Gather each line in the entries that includes the string "Word".

Entries from a visual dataset:
——————————

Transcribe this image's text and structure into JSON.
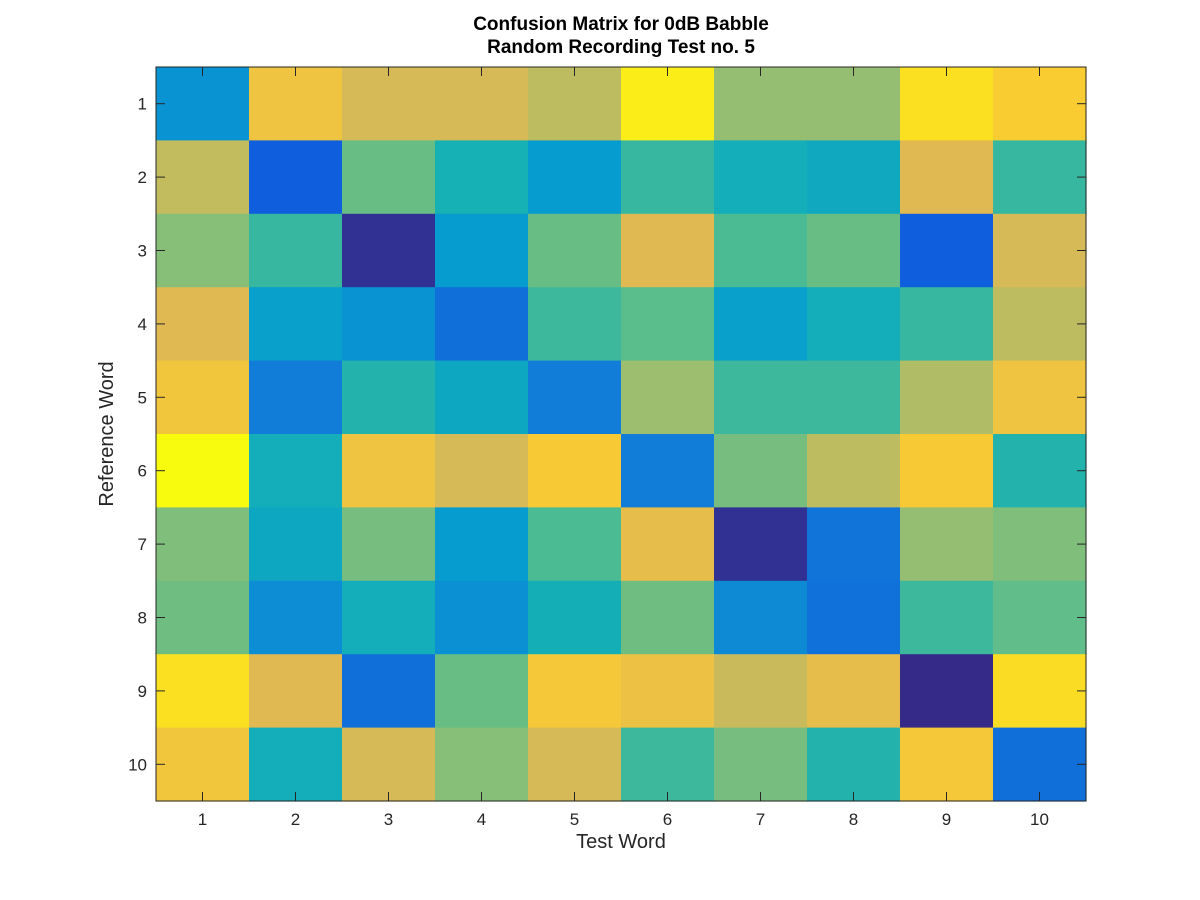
{
  "chart_data": {
    "type": "heatmap",
    "title": [
      "Confusion Matrix for 0dB Babble",
      "Random Recording Test no. 5"
    ],
    "xlabel": "Test Word",
    "ylabel": "Reference Word",
    "x_ticks": [
      "1",
      "2",
      "3",
      "4",
      "5",
      "6",
      "7",
      "8",
      "9",
      "10"
    ],
    "y_ticks": [
      "1",
      "2",
      "3",
      "4",
      "5",
      "6",
      "7",
      "8",
      "9",
      "10"
    ],
    "colormap": "parula",
    "clim": [
      0,
      1
    ],
    "grid": false,
    "colorbar": false,
    "values": [
      [
        0.35,
        0.85,
        0.78,
        0.78,
        0.74,
        0.97,
        0.68,
        0.68,
        0.94,
        0.89
      ],
      [
        0.75,
        0.15,
        0.62,
        0.5,
        0.38,
        0.55,
        0.48,
        0.45,
        0.8,
        0.55
      ],
      [
        0.66,
        0.55,
        0.02,
        0.38,
        0.62,
        0.8,
        0.58,
        0.62,
        0.15,
        0.78
      ],
      [
        0.8,
        0.4,
        0.35,
        0.22,
        0.56,
        0.6,
        0.4,
        0.48,
        0.55,
        0.74
      ],
      [
        0.86,
        0.28,
        0.52,
        0.44,
        0.28,
        0.69,
        0.56,
        0.56,
        0.72,
        0.85
      ],
      [
        1.0,
        0.48,
        0.85,
        0.78,
        0.88,
        0.28,
        0.64,
        0.74,
        0.88,
        0.52
      ],
      [
        0.65,
        0.44,
        0.64,
        0.38,
        0.58,
        0.82,
        0.02,
        0.24,
        0.68,
        0.65
      ],
      [
        0.63,
        0.33,
        0.48,
        0.34,
        0.49,
        0.63,
        0.32,
        0.23,
        0.56,
        0.61
      ],
      [
        0.94,
        0.8,
        0.22,
        0.62,
        0.87,
        0.84,
        0.76,
        0.82,
        0.0,
        0.93
      ],
      [
        0.86,
        0.48,
        0.78,
        0.66,
        0.78,
        0.56,
        0.64,
        0.52,
        0.87,
        0.22
      ]
    ]
  }
}
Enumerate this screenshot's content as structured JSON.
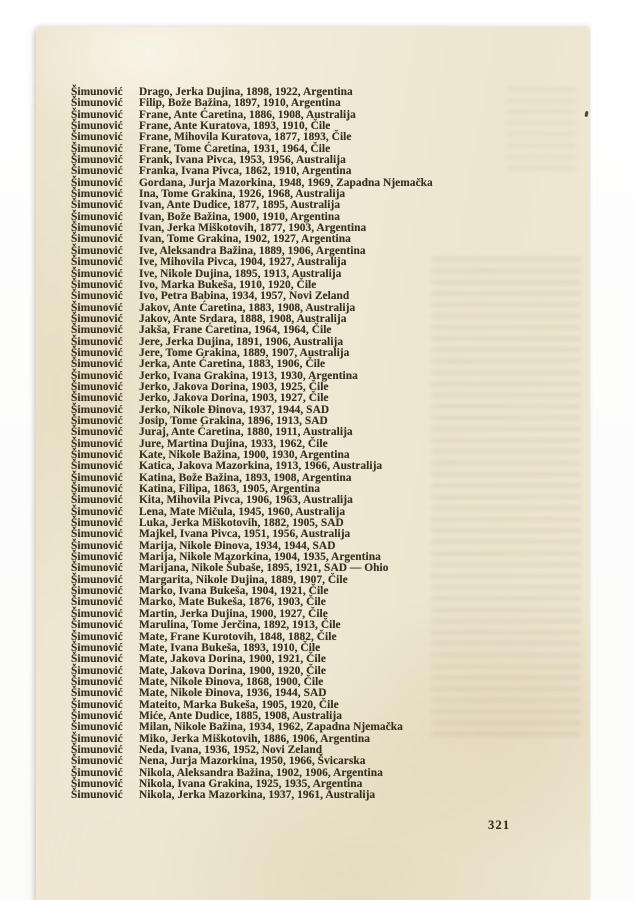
{
  "page": {
    "page_number": "321",
    "surname": "Šimunović",
    "columns": [
      "given_name",
      "parent_name",
      "birth_year",
      "emigration_year",
      "destination"
    ],
    "entries": [
      [
        "Drago",
        "Jerka Dujina",
        "1898",
        "1922",
        "Argentina"
      ],
      [
        "Filip",
        "Bože Bažina",
        "1897",
        "1910",
        "Argentina"
      ],
      [
        "Frane",
        "Ante Ćaretina",
        "1886",
        "1908",
        "Australija"
      ],
      [
        "Frane",
        "Ante Kuratova",
        "1893",
        "1910",
        "Čile"
      ],
      [
        "Frane",
        "Mihovila Kuratova",
        "1877",
        "1893",
        "Čile"
      ],
      [
        "Frane",
        "Tome Ćaretina",
        "1931",
        "1964",
        "Čile"
      ],
      [
        "Frank",
        "Ivana Pivca",
        "1953",
        "1956",
        "Australija"
      ],
      [
        "Franka",
        "Ivana Pivca",
        "1862",
        "1910",
        "Argentina"
      ],
      [
        "Gordana",
        "Jurja Mazorkina",
        "1948",
        "1969",
        "Zapadna Njemačka"
      ],
      [
        "Ina",
        "Tome Grakina",
        "1926",
        "1968",
        "Australija"
      ],
      [
        "Ivan",
        "Ante Dudice",
        "1877",
        "1895",
        "Australija"
      ],
      [
        "Ivan",
        "Bože Bažina",
        "1900",
        "1910",
        "Argentina"
      ],
      [
        "Ivan",
        "Jerka Miškotovih",
        "1877",
        "1903",
        "Argentina"
      ],
      [
        "Ivan",
        "Tome Grakina",
        "1902",
        "1927",
        "Argentina"
      ],
      [
        "Ive",
        "Aleksandra Bažina",
        "1889",
        "1906",
        "Argentina"
      ],
      [
        "Ive",
        "Mihovila Pivca",
        "1904",
        "1927",
        "Australija"
      ],
      [
        "Ive",
        "Nikole Dujina",
        "1895",
        "1913",
        "Australija"
      ],
      [
        "Ivo",
        "Marka Bukeša",
        "1910",
        "1920",
        "Čile"
      ],
      [
        "Ivo",
        "Petra Babina",
        "1934",
        "1957",
        "Novi Zeland"
      ],
      [
        "Jakov",
        "Ante Ćaretina",
        "1883",
        "1908",
        "Australija"
      ],
      [
        "Jakov",
        "Ante Srdara",
        "1888",
        "1908",
        "Australija"
      ],
      [
        "Jakša",
        "Frane Ćaretina",
        "1964",
        "1964",
        "Čile"
      ],
      [
        "Jere",
        "Jerka Dujina",
        "1891",
        "1906",
        "Australija"
      ],
      [
        "Jere",
        "Tome Grakina",
        "1889",
        "1907",
        "Australija"
      ],
      [
        "Jerka",
        "Ante Ćaretina",
        "1883",
        "1906",
        "Čile"
      ],
      [
        "Jerko",
        "Ivana Grakina",
        "1913",
        "1930",
        "Argentina"
      ],
      [
        "Jerko",
        "Jakova Dorina",
        "1903",
        "1925",
        "Čile"
      ],
      [
        "Jerko",
        "Jakova Dorina",
        "1903",
        "1927",
        "Čile"
      ],
      [
        "Jerko",
        "Nikole Đinova",
        "1937",
        "1944",
        "SAD"
      ],
      [
        "Josip",
        "Tome Grakina",
        "1896",
        "1913",
        "SAD"
      ],
      [
        "Juraj",
        "Ante Ćaretina",
        "1880",
        "1911",
        "Australija"
      ],
      [
        "Jure",
        "Martina Dujina",
        "1933",
        "1962",
        "Čile"
      ],
      [
        "Kate",
        "Nikole Bažina",
        "1900",
        "1930",
        "Argentina"
      ],
      [
        "Katica",
        "Jakova Mazorkina",
        "1913",
        "1966",
        "Australija"
      ],
      [
        "Katina",
        "Bože Bažina",
        "1893",
        "1908",
        "Argentina"
      ],
      [
        "Katina",
        "Filipa",
        "1863",
        "1905",
        "Argentina"
      ],
      [
        "Kita",
        "Mihovila Pivca",
        "1906",
        "1963",
        "Australija"
      ],
      [
        "Lena",
        "Mate Mičula",
        "1945",
        "1960",
        "Australija"
      ],
      [
        "Luka",
        "Jerka Miškotovih",
        "1882",
        "1905",
        "SAD"
      ],
      [
        "Majkel",
        "Ivana Pivca",
        "1951",
        "1956",
        "Australija"
      ],
      [
        "Marija",
        "Nikole Đinova",
        "1934",
        "1944",
        "SAD"
      ],
      [
        "Marija",
        "Nikole Mazorkina",
        "1904",
        "1935",
        "Argentina"
      ],
      [
        "Marijana",
        "Nikole Šubaše",
        "1895",
        "1921",
        "SAD — Ohio"
      ],
      [
        "Margarita",
        "Nikole Dujina",
        "1889",
        "1907",
        "Čile"
      ],
      [
        "Marko",
        "Ivana Bukeša",
        "1904",
        "1921",
        "Čile"
      ],
      [
        "Marko",
        "Mate Bukeša",
        "1876",
        "1903",
        "Čile"
      ],
      [
        "Martin",
        "Jerka Dujina",
        "1900",
        "1927",
        "Čile"
      ],
      [
        "Marulina",
        "Tome Jerčina",
        "1892",
        "1913",
        "Čile"
      ],
      [
        "Mate",
        "Frane Kurotovih",
        "1848",
        "1882",
        "Čile"
      ],
      [
        "Mate",
        "Ivana Bukeša",
        "1893",
        "1910",
        "Čile"
      ],
      [
        "Mate",
        "Jakova Dorina",
        "1900",
        "1921",
        "Čile"
      ],
      [
        "Mate",
        "Jakova Dorina",
        "1900",
        "1920",
        "Čile"
      ],
      [
        "Mate",
        "Nikole Đinova",
        "1868",
        "1900",
        "Čile"
      ],
      [
        "Mate",
        "Nikole Đinova",
        "1936",
        "1944",
        "SAD"
      ],
      [
        "Mateito",
        "Marka Bukeša",
        "1905",
        "1920",
        "Čile"
      ],
      [
        "Miće",
        "Ante Dudice",
        "1885",
        "1908",
        "Australija"
      ],
      [
        "Milan",
        "Nikole Bažina",
        "1934",
        "1962",
        "Zapadna Njemačka"
      ],
      [
        "Miko",
        "Jerka Miškotovih",
        "1886",
        "1906",
        "Argentina"
      ],
      [
        "Neda",
        "Ivana",
        "1936",
        "1952",
        "Novi Zeland"
      ],
      [
        "Nena",
        "Jurja Mazorkina",
        "1950",
        "1966",
        "Švicarska"
      ],
      [
        "Nikola",
        "Aleksandra Bažina",
        "1902",
        "1906",
        "Argentina"
      ],
      [
        "Nikola",
        "Ivana Grakina",
        "1925",
        "1935",
        "Argentina"
      ],
      [
        "Nikola",
        "Jerka Mazorkina",
        "1937",
        "1961",
        "Australija"
      ]
    ],
    "colors": {
      "paper": "#eee6d0",
      "ink": "#38301f",
      "scan_background": "#fdfdfd"
    }
  }
}
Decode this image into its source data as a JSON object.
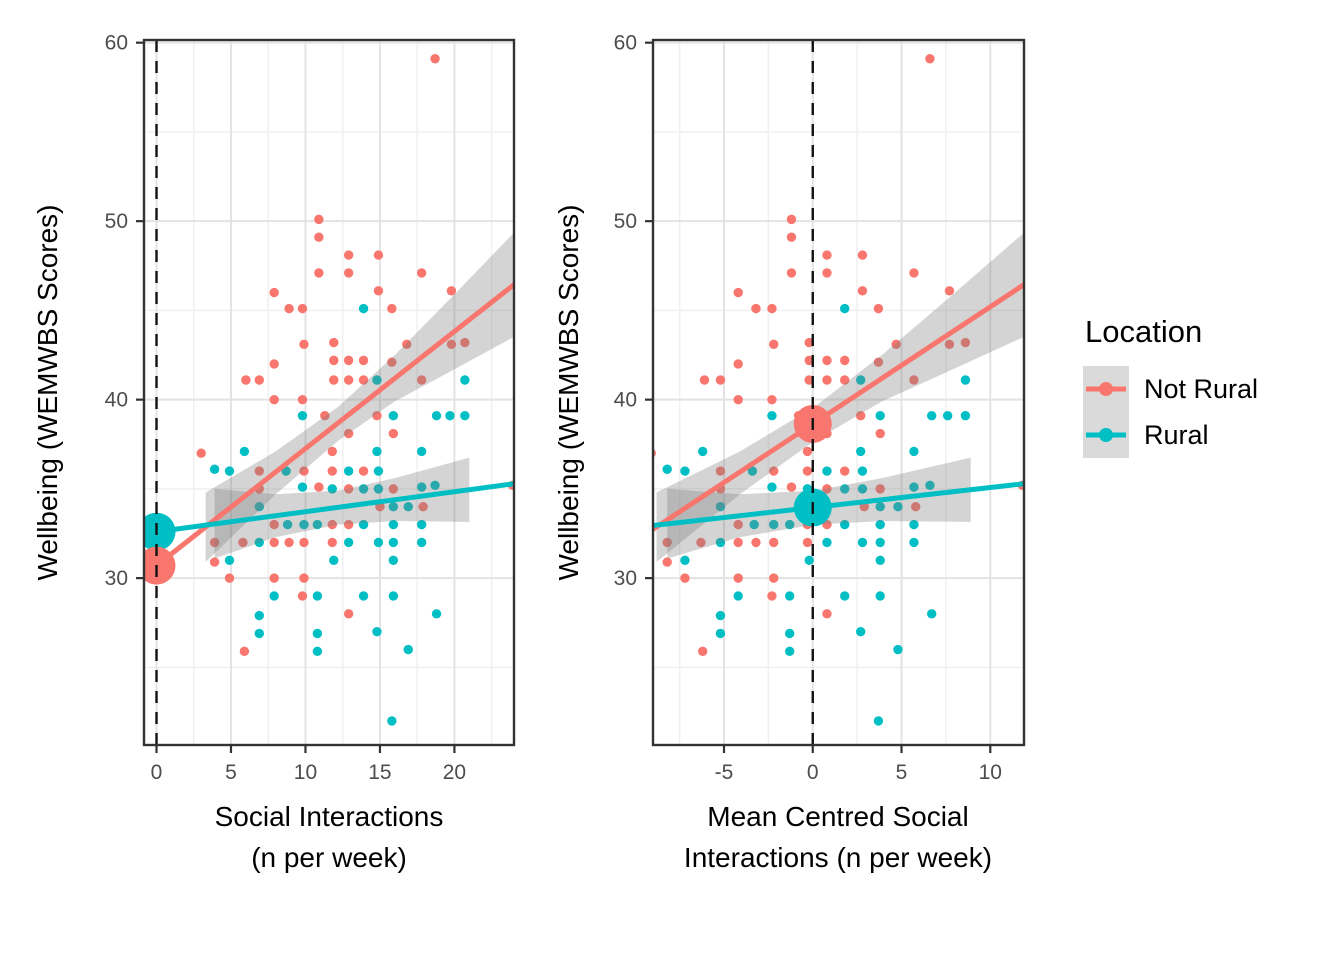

——————————

**SOLUTION BELOW**.
    "xlabel": "Test Word",
    "ylabel": "Reference Word",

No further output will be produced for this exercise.